Les Afghans de France retiennent leur souffle et leurs peurs

  • Depuis la prise de pouvoir des talibans le 15 août, le président de l'association Enfants d'Afghanistan vit une mobilisation de tous les instants
  • Malgré l'épuisement, Reza Jafari, 25 ans, redouble d'efforts à l'approche des derniers vols spéciaux qui prendront fin vendredi soir

PARIS: Pendu au téléphone, Reza Jafari dicte des noms, transfère des photos de passeports: "Chaque minute, chaque instant compte". Pour lui et sa communauté afghane de Paris, les dernières évacuations de Kaboul prennent l'allure d'un compte à rebours tragique.


"Quand un soldat français sort de l'enceinte de l'aéroport, si les personnes (qu'on a placées sur la liste d'évacuation) ne sont pas au bon endroit, qu'il ne les voit pas, c'est raté. Ils demandent par exemple au groupe de mettre un chiffon rouge autour du bras gauche pour être reconnaissable et d'avoir un mot de passe sur un papier. On fait ça toute la journée, ça commence à 05H00 du matin, heure de Kaboul, jusqu'à la tombée de la nuit. Je n'ai pas dormi depuis dix jours", raconte ce porte-parole officieux de la diaspora à Paris.


Depuis la prise de pouvoir des talibans le 15 août, le président de l'association Enfants d'Afghanistan vit une mobilisation de tous les instants pour permettre l'exfiltration d'un maximum d'Afghans menacés.


"Ma liste initiale, c'était une vingtaine de personnes. Des femmes, des écrivaines, des chanteuses... (...) Avec mon équipe, on a pu faire sortir environ 200 personnes", raconte-t-il, après avoir apporté des vêtements et de la nourriture dans un hôtel de la banlieue parisienne où sont logés des exfiltrés fraîchement arrivés.


"On voulait faire sortir en premier les femmes", explique ce membre de la minorité hazara, devenu Français en 2013 après un parcours migratoire chaotique. "Tous ces gens-là, si on ne les avait pas évacués, il seraient morts" sous le nouveau régime.


Malgré l'épuisement, Reza Jafari, 25 ans, redouble d'efforts à l'approche des derniers vols spéciaux qui prendront fin vendredi soir.

"Ne nous abandonnez pas"

 "Les cris au téléphone des jeunes filles qui me disaient 'Ne nous abandonnez pas', c'est gravé dans ma tête. Je n'arrive plus à dormir, je pense aux gens restés là-bas."

•••

[Consigne]
Poursuivez l'article sur les Afghans de France et l'action de Reza Jafari en reprenant juste après sa dernière phrase.

•••

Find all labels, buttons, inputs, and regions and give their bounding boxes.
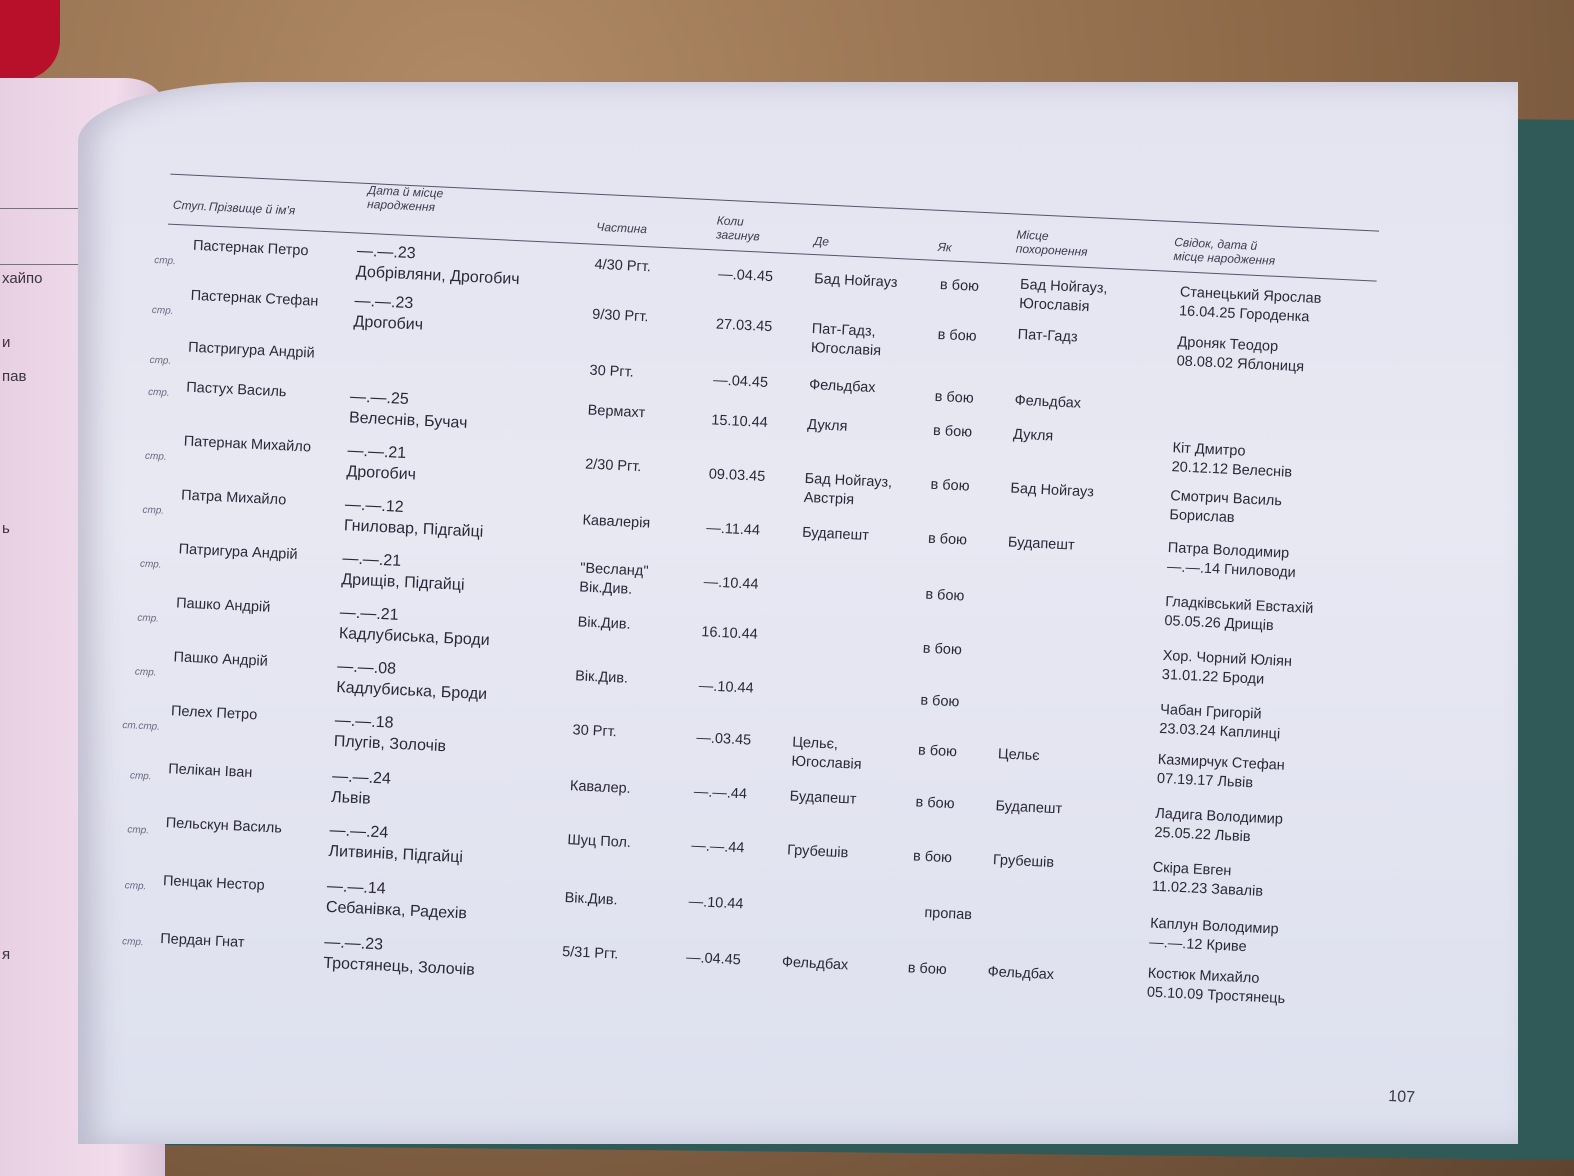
when-cell: 16.10.44: [700, 624, 759, 643]
birth-date-cell: —.—.23: [356, 242, 416, 263]
header-unit: Частина: [596, 219, 648, 237]
name-cell: Патригура Андрій: [178, 541, 298, 564]
unit-cell: 4/30 Ргт.: [594, 256, 652, 276]
left-page-fragment: пав: [2, 368, 27, 385]
how-cell: в бою: [907, 960, 948, 979]
burial-cell: Будапешт: [995, 798, 1063, 818]
rank-mark: стр.: [149, 354, 172, 367]
birth-date-cell: —.—.25: [349, 388, 410, 409]
witness-cell: Кіт Дмитро 20.12.12 Велеснів: [1171, 440, 1293, 481]
rank-mark: стр.: [151, 304, 174, 317]
where-cell: Будапешт: [801, 524, 870, 544]
witness-cell: Ладига Володимир 25.05.22 Львів: [1154, 805, 1284, 846]
where-cell: Грубешів: [786, 842, 849, 862]
rank-mark: стр.: [129, 770, 152, 783]
rank-mark: стр.: [137, 612, 160, 625]
unit-cell: 9/30 Ргт.: [591, 306, 649, 326]
how-cell: в бою: [922, 640, 963, 659]
rank-mark: стр.: [147, 386, 170, 399]
name-cell: Пелех Петро: [170, 703, 258, 724]
rank-mark: стр.: [142, 504, 165, 517]
birth-date-cell: —.—.21: [347, 442, 407, 463]
how-cell: в бою: [939, 277, 980, 295]
birth-date-cell: —.—.21: [339, 604, 399, 624]
birth-date-cell: —.—.12: [344, 496, 405, 516]
name-cell: Патра Михайло: [180, 487, 287, 509]
witness-cell: Гладківський Евстахій 05.05.26 Дрищів: [1164, 593, 1314, 635]
when-cell: —.04.45: [717, 266, 774, 286]
name-cell: Пенцак Нестор: [162, 873, 265, 894]
unit-cell: 30 Ргт.: [572, 722, 618, 741]
when-cell: 15.10.44: [710, 412, 769, 432]
when-cell: —.—.44: [690, 837, 745, 857]
birth-place-cell: Кадлубиська, Броди: [335, 679, 488, 704]
birth-date-cell: —.—.08: [336, 658, 397, 678]
header-top-rule: [170, 174, 1379, 232]
birth-place-cell: Тростянець, Золочів: [322, 954, 476, 979]
left-page-fragment: ь: [2, 520, 10, 537]
where-cell: Бад Нойгауз, Австрія: [803, 470, 893, 509]
witness-cell: Костюк Михайло 05.10.09 Тростянець: [1146, 965, 1286, 1008]
rank-mark: стр.: [124, 880, 147, 893]
name-cell: Пердан Гнат: [159, 931, 245, 951]
how-cell: в бою: [937, 326, 977, 345]
header-witness: Свідок, дата й місце народження: [1173, 235, 1276, 268]
name-cell: Пастригура Андрій: [187, 339, 316, 362]
rank-mark: стр.: [121, 936, 144, 949]
burial-cell: Пат-Гадз: [1017, 326, 1078, 346]
unit-cell: 5/31 Ргт.: [561, 943, 619, 963]
name-cell: Пашко Андрій: [173, 649, 269, 670]
where-cell: Фельдбах: [808, 376, 876, 397]
when-cell: —.04.45: [685, 949, 742, 969]
header-when: Коли загинув: [715, 213, 760, 244]
where-cell: Будапешт: [789, 788, 857, 808]
birth-date-cell: —.—.14: [326, 877, 387, 898]
burial-cell: Цельє: [997, 746, 1041, 765]
birth-place-cell: Дрищів, Підгайці: [341, 571, 465, 594]
unit-cell: Вік.Див.: [574, 668, 629, 687]
burial-cell: Грубешів: [992, 852, 1055, 872]
when-cell: —.10.44: [688, 893, 744, 913]
birth-date-cell: —.—.18: [334, 711, 394, 732]
name-cell: Пельскун Василь: [165, 815, 283, 837]
birth-date-cell: —.—.23: [323, 933, 384, 954]
header-where: Де: [813, 234, 830, 249]
how-cell: в бою: [934, 388, 975, 407]
burial-cell: Будапешт: [1007, 534, 1075, 554]
name-cell: Пастух Василь: [185, 379, 287, 401]
page-number: 107: [1387, 1088, 1416, 1107]
left-page-fragment: я: [2, 946, 11, 963]
rank-mark: стр.: [139, 558, 162, 571]
unit-cell: Шуц Пол.: [567, 832, 632, 852]
unit-cell: 30 Ргт.: [589, 362, 635, 381]
header-birth: Дата й місце народження: [366, 182, 444, 215]
when-cell: —.—.44: [693, 783, 748, 803]
name-cell: Пашко Андрій: [175, 595, 271, 616]
birth-place-cell: Кадлубиська, Броди: [338, 625, 491, 650]
witness-cell: Каплун Володимир —.—.12 Криве: [1148, 915, 1279, 956]
right-page: [78, 82, 1518, 1144]
when-cell: —.11.44: [705, 520, 761, 539]
where-cell: Бад Нойгауз: [813, 271, 898, 291]
birth-place-cell: Добрівляни, Дрогобич: [355, 263, 520, 289]
how-cell: в бою: [917, 742, 958, 761]
burial-cell: Фельдбах: [1014, 392, 1082, 412]
name-cell: Пелікан Іван: [167, 761, 253, 782]
when-cell: 09.03.45: [708, 466, 766, 485]
how-cell: в бою: [932, 422, 973, 441]
header-burial: Місце похоронення: [1015, 227, 1088, 259]
witness-cell: Станецький Ярослав 16.04.25 Городенка: [1178, 284, 1322, 326]
unit-cell: Вік.Див.: [577, 614, 631, 633]
left-page-fragment: и: [2, 334, 11, 351]
table: [78, 82, 1518, 1144]
where-cell: Пат-Гадз, Югославія: [810, 321, 882, 360]
name-cell: Пастернак Стефан: [190, 287, 319, 310]
how-cell: в бою: [925, 586, 965, 605]
birth-place-cell: Литвинів, Підгайці: [328, 842, 464, 867]
birth-date-cell: —.—.23: [354, 292, 414, 313]
how-cell: пропав: [924, 904, 973, 924]
rank-mark: стр.: [134, 666, 157, 679]
witness-cell: Дроняк Теодор 08.08.02 Яблониця: [1176, 334, 1305, 376]
birth-date-cell: —.—.21: [342, 550, 402, 570]
burial-cell: Дукля: [1012, 426, 1054, 445]
when-cell: —.10.44: [698, 678, 754, 697]
how-cell: в бою: [912, 848, 953, 867]
when-cell: —.04.45: [712, 372, 769, 392]
rank-mark: стр.: [127, 824, 150, 837]
header-how: Як: [937, 239, 952, 255]
witness-cell: Смотрич Василь Борислав: [1169, 488, 1283, 527]
header-rank: Ступ.: [172, 197, 208, 214]
where-cell: Дукля: [806, 416, 848, 435]
how-cell: в бою: [920, 692, 960, 711]
header-name: Прізвище й ім'я: [208, 199, 296, 218]
how-cell: в бою: [930, 476, 970, 495]
burial-cell: Бад Нойгауз: [1010, 480, 1095, 501]
birth-place-cell: Гниловар, Підгайці: [343, 517, 484, 541]
unit-cell: Кавалерія: [582, 512, 651, 532]
rank-mark: стр.: [154, 254, 177, 267]
rank-mark: стр.: [144, 450, 167, 463]
burial-cell: Фельдбах: [987, 964, 1055, 984]
when-cell: —.10.44: [703, 574, 759, 593]
unit-cell: Вік.Див.: [564, 890, 618, 909]
witness-cell: Хор. Чорний Юліян 31.01.22 Броди: [1161, 647, 1293, 688]
witness-cell: Скіра Евген 11.02.23 Завалів: [1151, 859, 1264, 900]
birth-place-cell: Львів: [330, 788, 371, 808]
unit-cell: "Весланд" Вік.Див.: [578, 560, 649, 598]
unit-cell: Вермахт: [587, 402, 646, 422]
witness-cell: Чабан Григорій 23.03.24 Каплинці: [1158, 701, 1281, 743]
how-cell: в бою: [927, 530, 968, 549]
witness-cell: Казмирчук Стефан 07.19.17 Львів: [1156, 751, 1286, 792]
birth-place-cell: Себанівка, Радехів: [325, 898, 468, 923]
how-cell: в бою: [915, 794, 955, 813]
unit-cell: 2/30 Ргт.: [584, 456, 642, 476]
burial-cell: Бад Нойгауз, Югославія: [1018, 276, 1108, 316]
name-cell: Патернак Михайло: [183, 433, 312, 456]
name-cell: Пастернак Петро: [192, 237, 309, 260]
unit-cell: Кавалер.: [569, 778, 632, 797]
birth-place-cell: Велеснів, Бучач: [348, 409, 468, 432]
birth-place-cell: Плугів, Золочів: [333, 732, 447, 756]
where-cell: Цельє, Югославія: [791, 734, 862, 773]
birth-date-cell: —.—.24: [331, 767, 392, 788]
birth-place-cell: Дрогобич: [353, 313, 424, 334]
when-cell: —.03.45: [696, 730, 752, 749]
birth-date-cell: —.—.24: [329, 821, 389, 842]
witness-cell: Патра Володимир —.—.14 Гниловоди: [1166, 540, 1297, 582]
birth-place-cell: Дрогобич: [346, 463, 417, 484]
where-cell: Фельдбах: [781, 954, 849, 974]
when-cell: 27.03.45: [715, 316, 773, 336]
rank-mark: ст.стр.: [122, 719, 161, 733]
left-page-fragment: хайпо: [2, 270, 43, 287]
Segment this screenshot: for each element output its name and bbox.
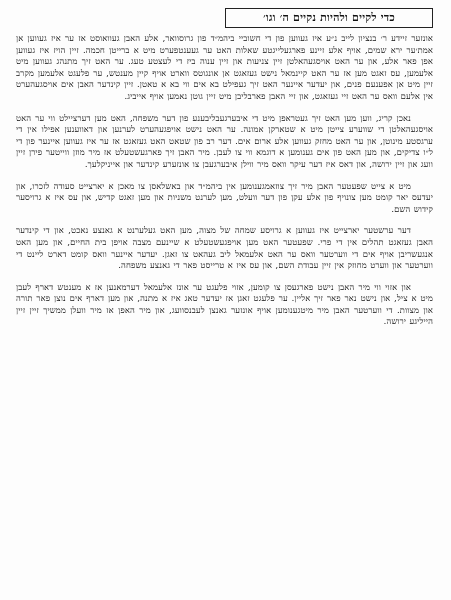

•••

[Résultat ci-dessous]
Traversée par les mêmes divisions ethniques qu'en Afghanistan, la diaspora n'a pas crié son angoisse ni rassemblé ses doléances d'une seule voix, depuis la chute de Kaboul, comme en témoignent les deux manifestations prévues ce week-end à Paris: l'une samedi, pour les "pro-Massoud", l'autre dimanche. 


Mais, chacun de leur côté, tous les Afghans, premiers demandeurs d'asile en France depuis plusieurs années, se focalisent depuis dix jours sur un objectif commun: évacuer leur famille.


"C'est simple, on n'a plus qu'une seule question de la part des Afghans qui vivent dans la rue, +comment je fais pour faire venir ma famille?+, alors qu'ils sont eux-mêmes dans la galère", résume Maël de Marcellus, responsable parisien de l'association Utopia56, qui leur vient en aide.


Le recours de certains Afghans devant le Conseil d’État pour réclamer une procédure de réunification familiale d'urgence symbolise ces efforts tous azimuts, jusqu'au dernier moment.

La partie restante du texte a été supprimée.